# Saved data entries
◆ ◆ ◆

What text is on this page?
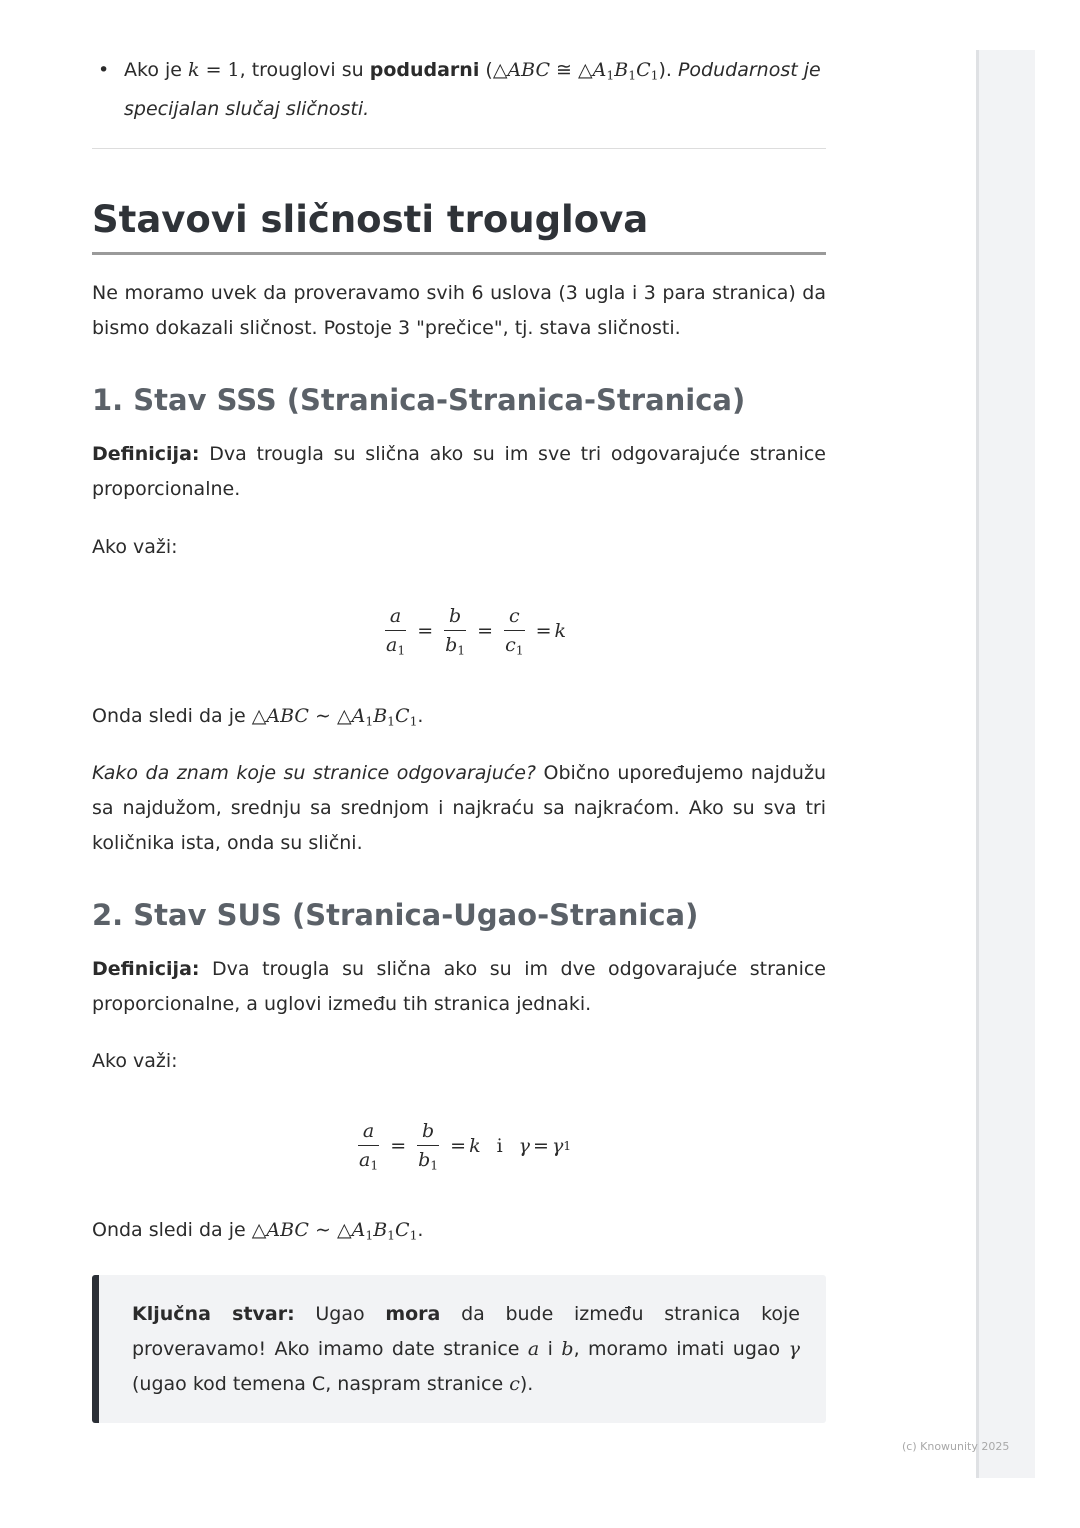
(c) Knowunity 2025
• Ako je k = 1, trouglovi su podudarni (△ABC ≅ $\triangle A_1B_1C_1$). Podudarnost je specijalan slučaj sličnosti.
Stavovi sličnosti trouglova
Ne moramo uvek da proveravamo svih 6 uslova (3 ugla i 3 para stranica) da bismo dokazali sličnost. Postoje 3 "prečice", tj. stava sličnosti.
1. Stav SSS (Stranica-Stranica-Stranica)
Definicija: Dva trougla su slična ako su im sve tri odgovarajuće stranice proporcionalne.
Ako važi:
$\frac{a}{a_1} = \frac{b}{b_1} = \frac{c}{c_1} = k$
Onda sledi da je △ABC ∼ $\triangle A_1B_1C_1$.
Kako da znam koje su stranice odgovarajuće? Obično upoređujemo najdužu sa najdužom, srednju sa srednjom i najkraću sa najkraćom. Ako su sva tri količnika ista, onda su slični.
2. Stav SUS (Stranica-Ugao-Stranica)
Definicija: Dva trougla su slična ako su im dve odgovarajuće stranice proporcionalne, a uglovi između tih stranica jednaki.
Ako važi:
$\frac{a}{a_1} = \frac{b}{b_1} = k$ i γ = γ 1
Onda sledi da je △ABC ∼ $\triangle A_1B_1C_1$.
Ključna stvar: Ugao mora da bude između stranica koje proveravamo! Ako imamo date stranice a i b, moramo imati ugao γ (ugao kod temena C, naspram stranice c).
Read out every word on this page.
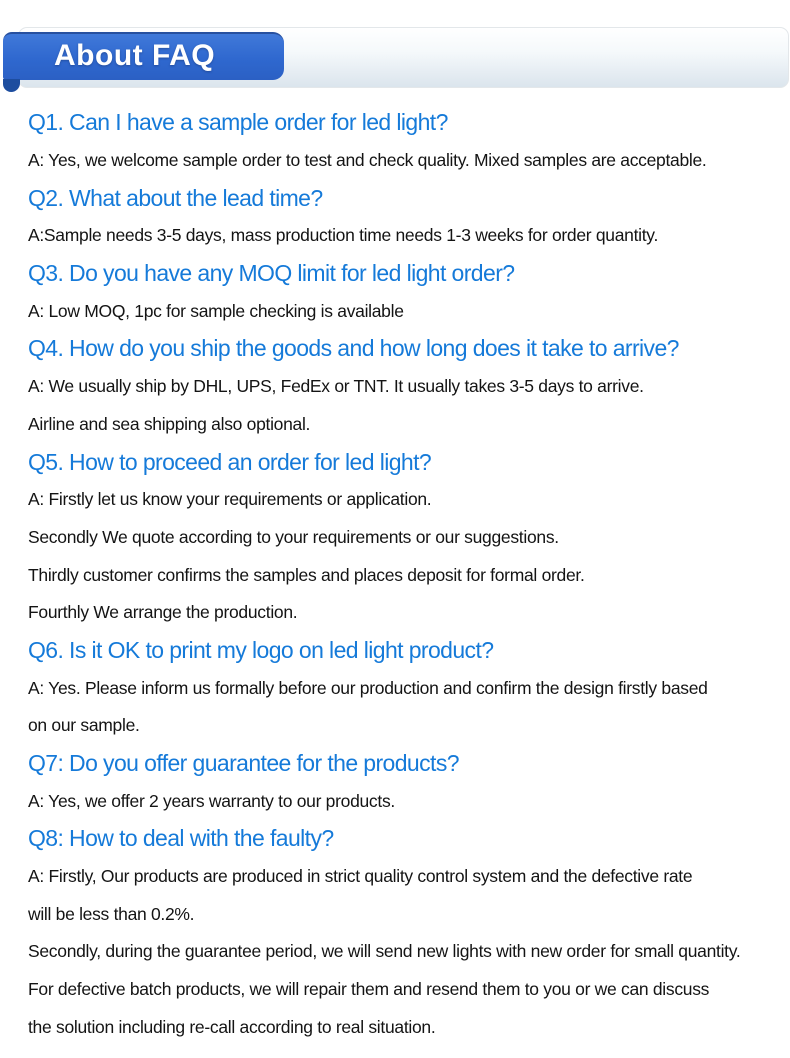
About FAQ
Q1. Can I have a sample order for led light?

A: Yes, we welcome sample order to test and check quality. Mixed samples are acceptable.

Q2. What about the lead time?

A:Sample needs 3-5 days, mass production time needs 1-3 weeks for order quantity.

Q3. Do you have any MOQ limit for led light order?

A: Low MOQ, 1pc for sample checking is available

Q4. How do you ship the goods and how long does it take to arrive?

A: We usually ship by DHL, UPS, FedEx or TNT. It usually takes 3-5 days to arrive.

Airline and sea shipping also optional.

Q5. How to proceed an order for led light?

A: Firstly let us know your requirements or application.

Secondly We quote according to your requirements or our suggestions.

Thirdly customer confirms the samples and places deposit for formal order.

Fourthly We arrange the production.

Q6. Is it OK to print my logo on led light product?

A: Yes. Please inform us formally before our production and confirm the design firstly based

on our sample.

Q7: Do you offer guarantee for the products?

A: Yes, we offer 2 years warranty to our products.

Q8: How to deal with the faulty?

A: Firstly, Our products are produced in strict quality control system and the defective rate

will be less than 0.2%.

Secondly, during the guarantee period, we will send new lights with new order for small quantity.

For defective batch products, we will repair them and resend them to you or we can discuss

the solution including re-call according to real situation.
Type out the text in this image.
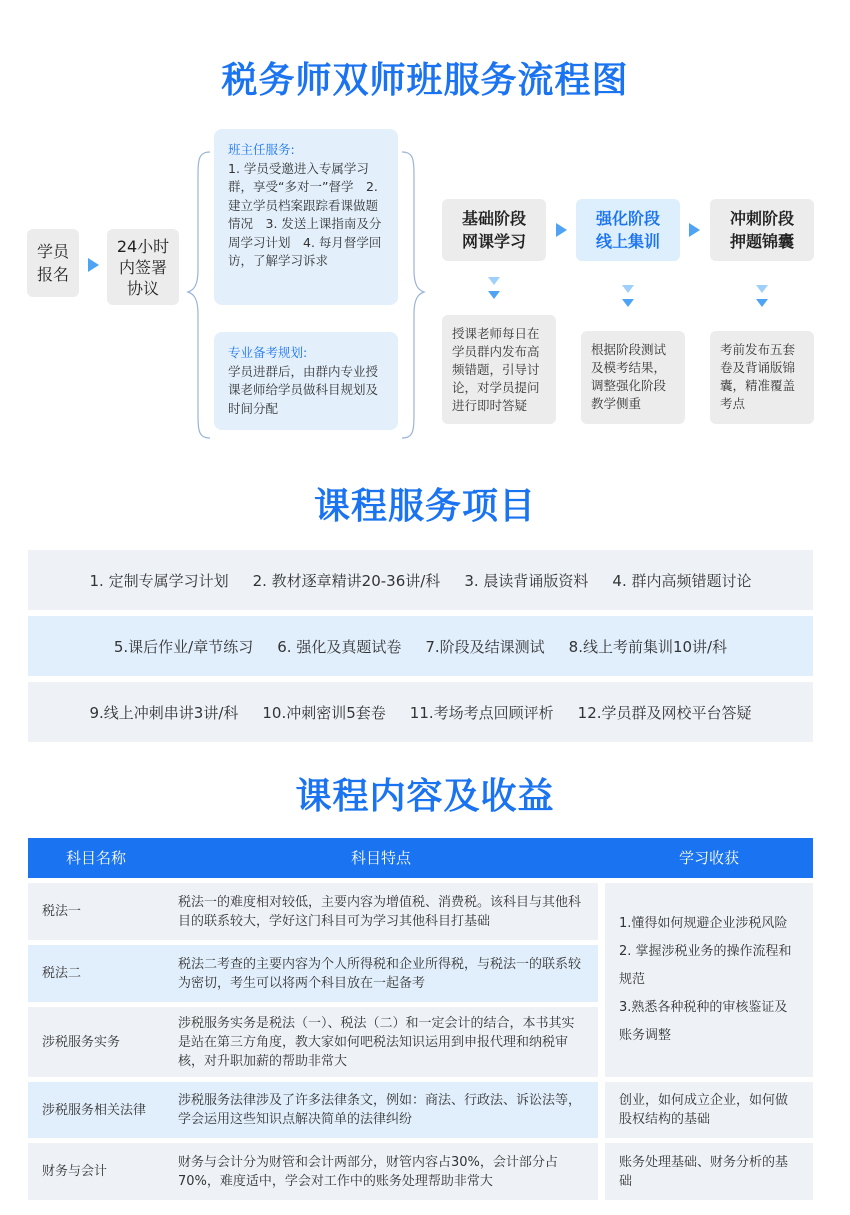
税务师双师班服务流程图
课程服务项目
课程内容及收益
学员
报名
24小时
内签署
协议
班主任服务:
1. 学员受邀进入专属学习群，享受“多对一”督学　2. 建立学员档案跟踪看课做题情况　3. 发送上课指南及分周学习计划　4. 每月督学回访，了解学习诉求
专业备考规划:
学员进群后，由群内专业授课老师给学员做科目规划及时间分配
基础阶段
网课学习
强化阶段
线上集训
冲刺阶段
押题锦囊
授课老师每日在学员群内发布高频错题，引导讨论，对学员提问进行即时答疑
根据阶段测试及模考结果，调整强化阶段教学侧重
考前发布五套卷及背诵版锦囊，精准覆盖考点
1. 定制专属学习计划 2. 教材逐章精讲20-36讲/科 3. 晨读背诵版资料 4. 群内高频错题讨论
5.课后作业/章节练习 6. 强化及真题试卷 7.阶段及结课测试 8.线上考前集训10讲/科
9.线上冲刺串讲3讲/科 10.冲刺密训5套卷 11.考场考点回顾评析 12.学员群及网校平台答疑
科目名称	科目特点	学习收获
税法一
税法一的难度相对较低，主要内容为增值税、消费税。该科目与其他科目的联系较大，学好这门科目可为学习其他科目打基础
税法二
税法二考查的主要内容为个人所得税和企业所得税，与税法一的联系较为密切，考生可以将两个科目放在一起备考
涉税服务实务
涉税服务实务是税法（一）、税法（二）和一定会计的结合，本书其实是站在第三方角度，教大家如何吧税法知识运用到申报代理和纳税审核，对升职加薪的帮助非常大
涉税服务相关法律
涉税服务法律涉及了许多法律条文，例如：商法、行政法、诉讼法等，学会运用这些知识点解决简单的法律纠纷
财务与会计
财务与会计分为财管和会计两部分，财管内容占30%，会计部分占70%，难度适中，学会对工作中的账务处理帮助非常大
1.懂得如何规避企业涉税风险
2. 掌握涉税业务的操作流程和规范
3.熟悉各种税种的审核鉴证及账务调整
创业，如何成立企业，如何做股权结构的基础
账务处理基础、财务分析的基础
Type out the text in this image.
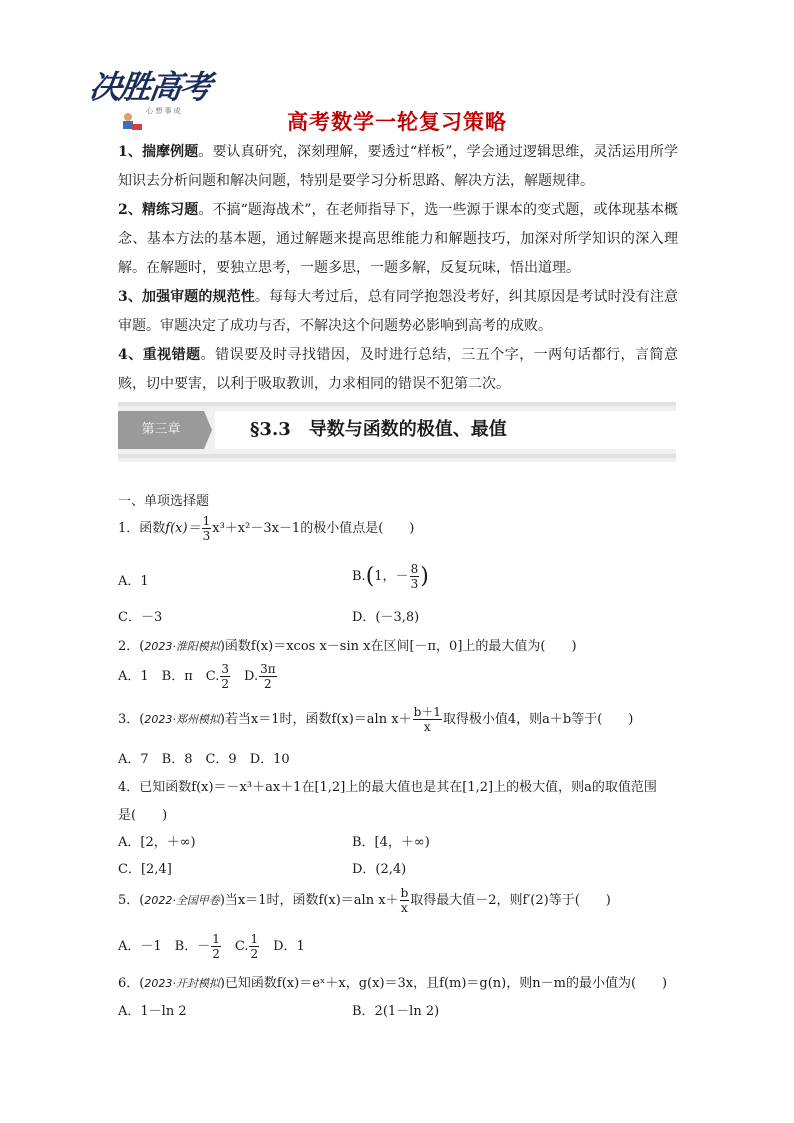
决胜高考
心 想 事 成	高考数学一轮复习策略
1、揣摩例题。要认真研究，深刻理解，要透过“样板”，学会通过逻辑思维，灵活运用所学知识去分析问题和解决问题，特别是要学习分析思路、解决方法，解题规律。
2、精练习题。不搞“题海战术”，在老师指导下，选一些源于课本的变式题，或体现基本概念、基本方法的基本题，通过解题来提高思维能力和解题技巧，加深对所学知识的深入理解。在解题时，要独立思考，一题多思，一题多解，反复玩味，悟出道理。
3、加强审题的规范性。每每大考过后，总有同学抱怨没考好，纠其原因是考试时没有注意审题。审题决定了成功与否，不解决这个问题势必影响到高考的成败。
4、重视错题。错误要及时寻找错因，及时进行总结，三五个字，一两句话都行，言简意赅，切中要害，以利于吸取教训，力求相同的错误不犯第二次。
第三章	§3.3　导数与函数的极值、最值
一、单项选择题
1．函数$f(x)= \frac{1}{3} x^3+x^2-3x-1$的极小值点是(　　)
A．1	B.(1，－ $\frac{8}{3}$ )
C．－3	D．(－3,8)
2．(2023·淮阳模拟)函数f(x)＝xcos x－sin x在区间[－π，0]上的最大值为(　　)
A．1　B．π　C. $\frac{3}{2}$ 　D. $\frac{3\pi}{2}$
3．(2023·郑州模拟)若当x＝1时，函数f(x)＝aln $x+ \frac{b+1}{x}$ 取得极小值4，则a＋b等于(　　)
A．7　B．8　C．9　D．10
4．已知函数f(x)＝－x³＋ax＋1在[1,2]上的最大值也是其在[1,2]上的极大值，则a的取值范围
是(　　)
A．[2，＋∞)	B．[4，＋∞)
C．[2,4]	D．(2,4)
5．(2022·全国甲卷)当x＝1时，函数f(x)＝aln $x+ \frac{b}{x}$ 取得最大值－2，则f′(2)等于(　　)
A．－1　B．－ $\frac{1}{2}$ 　C. $\frac{1}{2}$ 　D．1
6．(2023·开封模拟)已知函数f(x)＝eˣ＋x，g(x)＝3x，且f(m)＝g(n)，则n－m的最小值为(　　)
A．1－ln 2	B．2(1－ln 2)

◆ ◆ ◆

# What you are asked to do
Restate every record exactly, please; do not copy the pictures.

# Task answer
What text is on this page?
(c) Knowunity 2025
• Ako je k = 1, trouglovi su podudarni (△ABC ≅ $\triangle A_1B_1C_1$). Podudarnost je specijalan slučaj sličnosti.
Stavovi sličnosti trouglova
Ne moramo uvek da proveravamo svih 6 uslova (3 ugla i 3 para stranica) da bismo dokazali sličnost. Postoje 3 "prečice", tj. stava sličnosti.
1. Stav SSS (Stranica-Stranica-Stranica)
Definicija: Dva trougla su slična ako su im sve tri odgovarajuće stranice proporcionalne.
Ako važi:
$\frac{a}{a_1} = \frac{b}{b_1} = \frac{c}{c_1} = k$
Onda sledi da je △ABC ∼ $\triangle A_1B_1C_1$.
Kako da znam koje su stranice odgovarajuće? Obično upoređujemo najdužu sa najdužom, srednju sa srednjom i najkraću sa najkraćom. Ako su sva tri količnika ista, onda su slični.
2. Stav SUS (Stranica-Ugao-Stranica)
Definicija: Dva trougla su slična ako su im dve odgovarajuće stranice proporcionalne, a uglovi između tih stranica jednaki.
Ako važi:
$\frac{a}{a_1} = \frac{b}{b_1} = k$ i γ = γ 1
Onda sledi da je △ABC ∼ $\triangle A_1B_1C_1$.
Ključna stvar: Ugao mora da bude između stranica koje proveravamo! Ako imamo date stranice a i b, moramo imati ugao γ (ugao kod temena C, naspram stranice c).
Read out every word on this page.
About FAQ
Q1. Can I have a sample order for led light?

A: Yes, we welcome sample order to test and check quality. Mixed samples are acceptable.

Q2. What about the lead time?

A:Sample needs 3-5 days, mass production time needs 1-3 weeks for order quantity.

Q3. Do you have any MOQ limit for led light order?

A: Low MOQ, 1pc for sample checking is available

Q4. How do you ship the goods and how long does it take to arrive?

A: We usually ship by DHL, UPS, FedEx or TNT. It usually takes 3-5 days to arrive.

Airline and sea shipping also optional.

Q5. How to proceed an order for led light?

A: Firstly let us know your requirements or application.

Secondly We quote according to your requirements or our suggestions.

Thirdly customer confirms the samples and places deposit for formal order.

Fourthly We arrange the production.

Q6. Is it OK to print my logo on led light product?

A: Yes. Please inform us formally before our production and confirm the design firstly based

on our sample.

Q7: Do you offer guarantee for the products?

A: Yes, we offer 2 years warranty to our products.

Q8: How to deal with the faulty?

A: Firstly, Our products are produced in strict quality control system and the defective rate

will be less than 0.2%.

Secondly, during the guarantee period, we will send new lights with new order for small quantity.

For defective batch products, we will repair them and resend them to you or we can discuss

the solution including re-call according to real situation.
Type out the text in this image.
税务师双师班服务流程图
课程服务项目
课程内容及收益
学员
报名
24小时
内签署
协议
班主任服务:
1. 学员受邀进入专属学习群，享受“多对一”督学　2. 建立学员档案跟踪看课做题情况　3. 发送上课指南及分周学习计划　4. 每月督学回访，了解学习诉求
专业备考规划:
学员进群后，由群内专业授课老师给学员做科目规划及时间分配
基础阶段
网课学习
强化阶段
线上集训
冲刺阶段
押题锦囊
授课老师每日在学员群内发布高频错题，引导讨论，对学员提问进行即时答疑
根据阶段测试及模考结果，调整强化阶段教学侧重
考前发布五套卷及背诵版锦囊，精准覆盖考点
1. 定制专属学习计划 2. 教材逐章精讲20-36讲/科 3. 晨读背诵版资料 4. 群内高频错题讨论
5.课后作业/章节练习 6. 强化及真题试卷 7.阶段及结课测试 8.线上考前集训10讲/科
9.线上冲刺串讲3讲/科 10.冲刺密训5套卷 11.考场考点回顾评析 12.学员群及网校平台答疑
科目名称	科目特点	学习收获
税法一
税法一的难度相对较低，主要内容为增值税、消费税。该科目与其他科目的联系较大，学好这门科目可为学习其他科目打基础
税法二
税法二考查的主要内容为个人所得税和企业所得税，与税法一的联系较为密切，考生可以将两个科目放在一起备考
涉税服务实务
涉税服务实务是税法（一）、税法（二）和一定会计的结合，本书其实是站在第三方角度，教大家如何吧税法知识运用到申报代理和纳税审核，对升职加薪的帮助非常大
涉税服务相关法律
涉税服务法律涉及了许多法律条文，例如：商法、行政法、诉讼法等，学会运用这些知识点解决简单的法律纠纷
财务与会计
财务与会计分为财管和会计两部分，财管内容占30%，会计部分占70%，难度适中，学会对工作中的账务处理帮助非常大
1.懂得如何规避企业涉税风险
2. 掌握涉税业务的操作流程和规范
3.熟悉各种税种的审核鉴证及账务调整
创业，如何成立企业，如何做股权结构的基础
账务处理基础、财务分析的基础
Type out the text in this image.
决胜高考
心 想 事 成	高考数学一轮复习策略
1、揣摩例题。要认真研究，深刻理解，要透过“样板”，学会通过逻辑思维，灵活运用所学知识去分析问题和解决问题，特别是要学习分析思路、解决方法，解题规律。
2、精练习题。不搞“题海战术”，在老师指导下，选一些源于课本的变式题，或体现基本概念、基本方法的基本题，通过解题来提高思维能力和解题技巧，加深对所学知识的深入理解。在解题时，要独立思考，一题多思，一题多解，反复玩味，悟出道理。
3、加强审题的规范性。每每大考过后，总有同学抱怨没考好，纠其原因是考试时没有注意审题。审题决定了成功与否，不解决这个问题势必影响到高考的成败。
4、重视错题。错误要及时寻找错因，及时进行总结，三五个字，一两句话都行，言简意赅，切中要害，以利于吸取教训，力求相同的错误不犯第二次。
第三章	§3.3　导数与函数的极值、最值
一、单项选择题
1．函数$f(x)= \frac{1}{3} x^3+x^2-3x-1$的极小值点是(　　)
A．1	B.(1，－ $\frac{8}{3}$ )
C．－3	D．(－3,8)
2．(2023·淮阳模拟)函数f(x)＝xcos x－sin x在区间[－π，0]上的最大值为(　　)
A．1　B．π　C. $\frac{3}{2}$ 　D. $\frac{3\pi}{2}$
3．(2023·郑州模拟)若当x＝1时，函数f(x)＝aln $x+ \frac{b+1}{x}$ 取得极小值4，则a＋b等于(　　)
A．7　B．8　C．9　D．10
4．已知函数f(x)＝－x³＋ax＋1在[1,2]上的最大值也是其在[1,2]上的极大值，则a的取值范围
是(　　)
A．[2，＋∞)	B．[4，＋∞)
C．[2,4]	D．(2,4)
5．(2022·全国甲卷)当x＝1时，函数f(x)＝aln $x+ \frac{b}{x}$ 取得最大值－2，则f′(2)等于(　　)
A．－1　B．－ $\frac{1}{2}$ 　C. $\frac{1}{2}$ 　D．1
6．(2023·开封模拟)已知函数f(x)＝eˣ＋x，g(x)＝3x，且f(m)＝g(n)，则n－m的最小值为(　　)
A．1－ln 2	B．2(1－ln 2)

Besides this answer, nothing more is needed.